Stated goal:
Write out the entries verbatim and leave the images out of the copy.

Excerpted data:
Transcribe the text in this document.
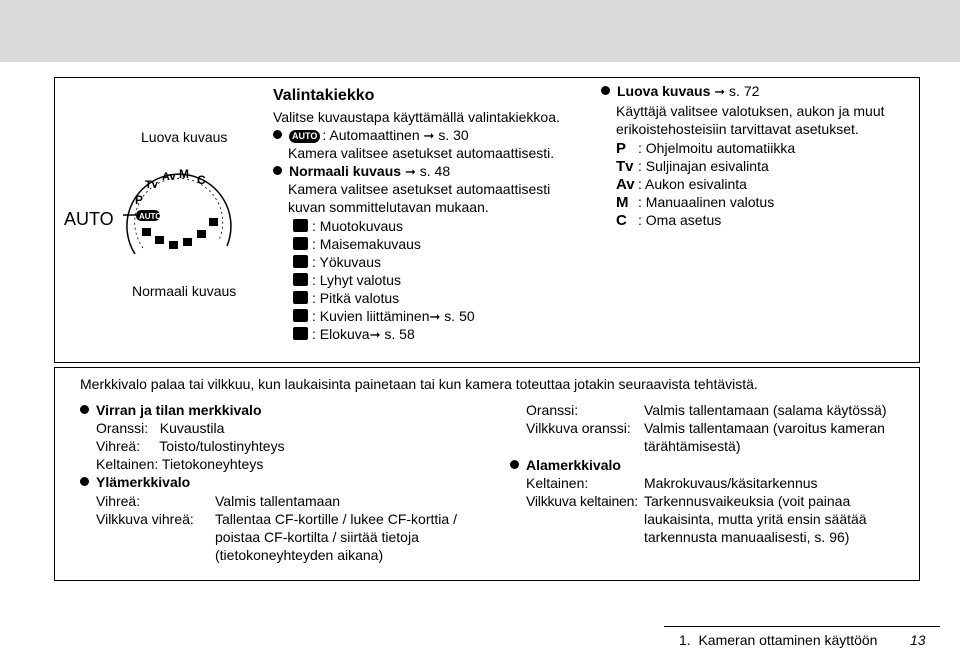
AUTO
Luova kuvaus
Normaali kuvaus
P
Tv
Av M C
AUTO
Valintakiekko
Valitse kuvaustapa käyttämällä valintakiekkoa.
AUTO : Automaattinen ➞ s. 30
Kamera valitsee asetukset automaattisesti.
Normaali kuvaus ➞ s. 48
Kamera valitsee asetukset automaattisesti
kuvan sommittelutavan mukaan.
: Muotokuvaus
: Maisemakuvaus
: Yökuvaus
: Lyhyt valotus
: Pitkä valotus
: Kuvien liittäminen➞ s. 50
: Elokuva➞ s. 58
Luova kuvaus ➞ s. 72
Käyttäjä valitsee valotuksen, aukon ja muut
erikoistehosteisiin tarvittavat asetukset.
P : Ohjelmoitu automatiikka
Tv : Suljinajan esivalinta
Av : Aukon esivalinta
M : Manuaalinen valotus
C : Oma asetus
Merkkivalo palaa tai vilkkuu, kun laukaisinta painetaan tai kun kamera toteuttaa jotakin seuraavista tehtävistä.
Virran ja tilan merkkivalo
Oranssi:   Kuvaustila
Vihreä:     Toisto/tulostinyhteys
Keltainen: Tietokoneyhteys
Ylämerkkivalo
Vihreä:	Valmis tallentamaan
Vilkkuva vihreä: Tallentaa CF-kortille / lukee CF-korttia /
poistaa CF-kortilta / siirtää tietoja
(tietokoneyhteyden aikana)
Oranssi:	Valmis tallentamaan (salama käytössä)
Vilkkuva oranssi: Valmis tallentamaan (varoitus kameran
tärähtämisestä)
Alamerkkivalo
Keltainen:	Makrokuvaus/käsitarkennus
Vilkkuva keltainen: Tarkennusvaikeuksia (voit painaa
laukaisinta, mutta yritä ensin säätää
tarkennusta manuaalisesti, s. 96)
1.  Kameran ottaminen käyttöön 13
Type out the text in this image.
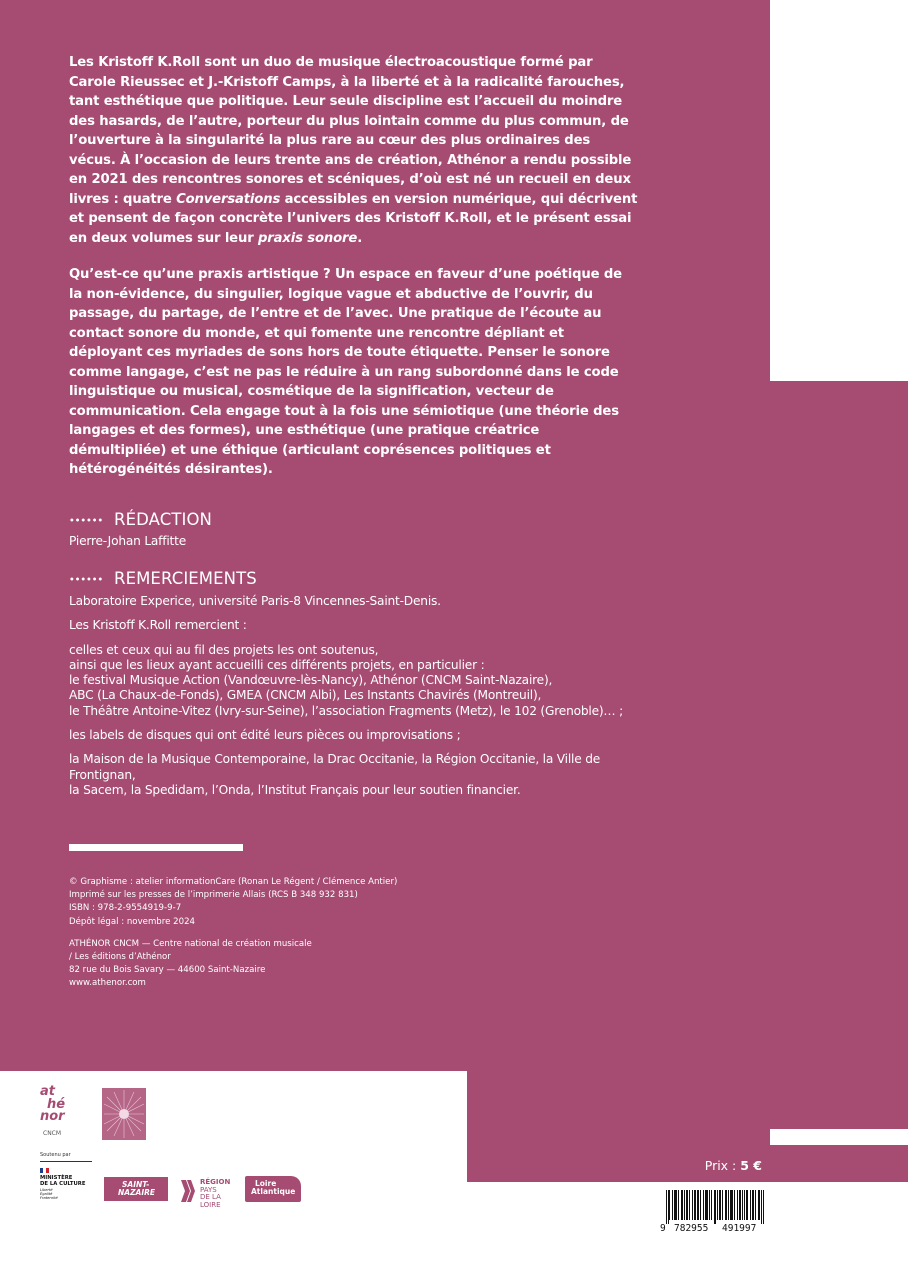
Les Kristoff K.Roll sont un duo de musique électroacoustique formé par Carole Rieussec et J.-Kristoff Camps, à la liberté et à la radicalité farouches, tant esthétique que politique. Leur seule discipline est l’accueil du moindre des hasards, de l’autre, porteur du plus lointain comme du plus commun, de l’ouverture à la singularité la plus rare au cœur des plus ordinaires des vécus. À l’occasion de leurs trente ans de création, Athénor a rendu possible en 2021 des rencontres sonores et scéniques, d’où est né un recueil en deux livres : quatre Conversations accessibles en version numérique, qui décrivent et pensent de façon concrète l’univers des Kristoff K.Roll, et le présent essai en deux volumes sur leur praxis sonore.

Qu’est-ce qu’une praxis artistique ? Un espace en faveur d’une poétique de la non-évidence, du singulier, logique vague et abductive de l’ouvrir, du passage, du partage, de l’entre et de l’avec. Une pratique de l’écoute au contact sonore du monde, et qui fomente une rencontre dépliant et déployant ces myriades de sons hors de toute étiquette. Penser le sonore comme langage, c’est ne pas le réduire à un rang subordonné dans le code linguistique ou musical, cosmétique de la signification, vecteur de communication. Cela engage tout à la fois une sémiotique (une théorie des langages et des formes), une esthétique (une pratique créatrice démultipliée) et une éthique (articulant coprésences politiques et hétérogénéités désirantes).

RÉDACTION
Pierre-Johan Laffitte
REMERCIEMENTS

Laboratoire Experice, université Paris-8 Vincennes-Saint-Denis.

Les Kristoff K.Roll remercient :

celles et ceux qui au fil des projets les ont soutenus,
ainsi que les lieux ayant accueilli ces différents projets, en particulier :
le festival Musique Action (Vandœuvre-lès-Nancy), Athénor (CNCM Saint-Nazaire),
ABC (La Chaux-de-Fonds), GMEA (CNCM Albi), Les Instants Chavirés (Montreuil),
le Théâtre Antoine-Vitez (Ivry-sur-Seine), l’association Fragments (Metz), le 102 (Grenoble)… ;

les labels de disques qui ont édité leurs pièces ou improvisations ;

la Maison de la Musique Contemporaine, la Drac Occitanie, la Région Occitanie, la Ville de Frontignan,
la Sacem, la Spedidam, l’Onda, l’Institut Français pour leur soutien financier.

© Graphisme : atelier informationCare (Ronan Le Régent / Clémence Antier)
Imprimé sur les presses de l’imprimerie Allais (RCS B 348 932 831)
ISBN : 978-2-9554919-9-7
Dépôt légal : novembre 2024

ATHÉNOR CNCM — Centre national de création musicale
/ Les éditions d’Athénor
82 rue du Bois Savary — 44600 Saint-Nazaire
www.athenor.com

at
hé
nor
CNCM
Soutenu par
MINISTÈRE
DE LA CULTURE
Liberté
Égalité
Fraternité
SAINT-
NAZAIRE
RÉGION
PAYS
DE LA LOIRE
Loire
Atlantique
Prix : 5 €
9 782955 491997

Solution for this problem:
Transcribe the text in this document.
AUTO
Luova kuvaus
Normaali kuvaus
P
Tv
Av M C
AUTO
Valintakiekko
Valitse kuvaustapa käyttämällä valintakiekkoa.
AUTO : Automaattinen ➞ s. 30
Kamera valitsee asetukset automaattisesti.
Normaali kuvaus ➞ s. 48
Kamera valitsee asetukset automaattisesti
kuvan sommittelutavan mukaan.
: Muotokuvaus
: Maisemakuvaus
: Yökuvaus
: Lyhyt valotus
: Pitkä valotus
: Kuvien liittäminen➞ s. 50
: Elokuva➞ s. 58
Luova kuvaus ➞ s. 72
Käyttäjä valitsee valotuksen, aukon ja muut
erikoistehosteisiin tarvittavat asetukset.
P : Ohjelmoitu automatiikka
Tv : Suljinajan esivalinta
Av : Aukon esivalinta
M : Manuaalinen valotus
C : Oma asetus
Merkkivalo palaa tai vilkkuu, kun laukaisinta painetaan tai kun kamera toteuttaa jotakin seuraavista tehtävistä.
Virran ja tilan merkkivalo
Oranssi:   Kuvaustila
Vihreä:     Toisto/tulostinyhteys
Keltainen: Tietokoneyhteys
Ylämerkkivalo
Vihreä:	Valmis tallentamaan
Vilkkuva vihreä: Tallentaa CF-kortille / lukee CF-korttia /
poistaa CF-kortilta / siirtää tietoja
(tietokoneyhteyden aikana)
Oranssi:	Valmis tallentamaan (salama käytössä)
Vilkkuva oranssi: Valmis tallentamaan (varoitus kameran
tärähtämisestä)
Alamerkkivalo
Keltainen:	Makrokuvaus/käsitarkennus
Vilkkuva keltainen: Tarkennusvaikeuksia (voit painaa
laukaisinta, mutta yritä ensin säätää
tarkennusta manuaalisesti, s. 96)
1.  Kameran ottaminen käyttöön 13
Type out the text in this image.
Les Kristoff K.Roll sont un duo de musique électroacoustique formé par Carole Rieussec et J.-Kristoff Camps, à la liberté et à la radicalité farouches, tant esthétique que politique. Leur seule discipline est l’accueil du moindre des hasards, de l’autre, porteur du plus lointain comme du plus commun, de l’ouverture à la singularité la plus rare au cœur des plus ordinaires des vécus. À l’occasion de leurs trente ans de création, Athénor a rendu possible en 2021 des rencontres sonores et scéniques, d’où est né un recueil en deux livres : quatre Conversations accessibles en version numérique, qui décrivent et pensent de façon concrète l’univers des Kristoff K.Roll, et le présent essai en deux volumes sur leur praxis sonore.

Qu’est-ce qu’une praxis artistique ? Un espace en faveur d’une poétique de la non-évidence, du singulier, logique vague et abductive de l’ouvrir, du passage, du partage, de l’entre et de l’avec. Une pratique de l’écoute au contact sonore du monde, et qui fomente une rencontre dépliant et déployant ces myriades de sons hors de toute étiquette. Penser le sonore comme langage, c’est ne pas le réduire à un rang subordonné dans le code linguistique ou musical, cosmétique de la signification, vecteur de communication. Cela engage tout à la fois une sémiotique (une théorie des langages et des formes), une esthétique (une pratique créatrice démultipliée) et une éthique (articulant coprésences politiques et hétérogénéités désirantes).

RÉDACTION
Pierre-Johan Laffitte
REMERCIEMENTS

Laboratoire Experice, université Paris-8 Vincennes-Saint-Denis.

Les Kristoff K.Roll remercient :

celles et ceux qui au fil des projets les ont soutenus,
ainsi que les lieux ayant accueilli ces différents projets, en particulier :
le festival Musique Action (Vandœuvre-lès-Nancy), Athénor (CNCM Saint-Nazaire),
ABC (La Chaux-de-Fonds), GMEA (CNCM Albi), Les Instants Chavirés (Montreuil),
le Théâtre Antoine-Vitez (Ivry-sur-Seine), l’association Fragments (Metz), le 102 (Grenoble)… ;

les labels de disques qui ont édité leurs pièces ou improvisations ;

la Maison de la Musique Contemporaine, la Drac Occitanie, la Région Occitanie, la Ville de Frontignan,
la Sacem, la Spedidam, l’Onda, l’Institut Français pour leur soutien financier.

© Graphisme : atelier informationCare (Ronan Le Régent / Clémence Antier)
Imprimé sur les presses de l’imprimerie Allais (RCS B 348 932 831)
ISBN : 978-2-9554919-9-7
Dépôt légal : novembre 2024

ATHÉNOR CNCM — Centre national de création musicale
/ Les éditions d’Athénor
82 rue du Bois Savary — 44600 Saint-Nazaire
www.athenor.com

at
hé
nor
CNCM
Soutenu par
MINISTÈRE
DE LA CULTURE
Liberté
Égalité
Fraternité
SAINT-
NAZAIRE
RÉGION
PAYS
DE LA LOIRE
Loire
Atlantique
Prix : 5 €
9 782955 491997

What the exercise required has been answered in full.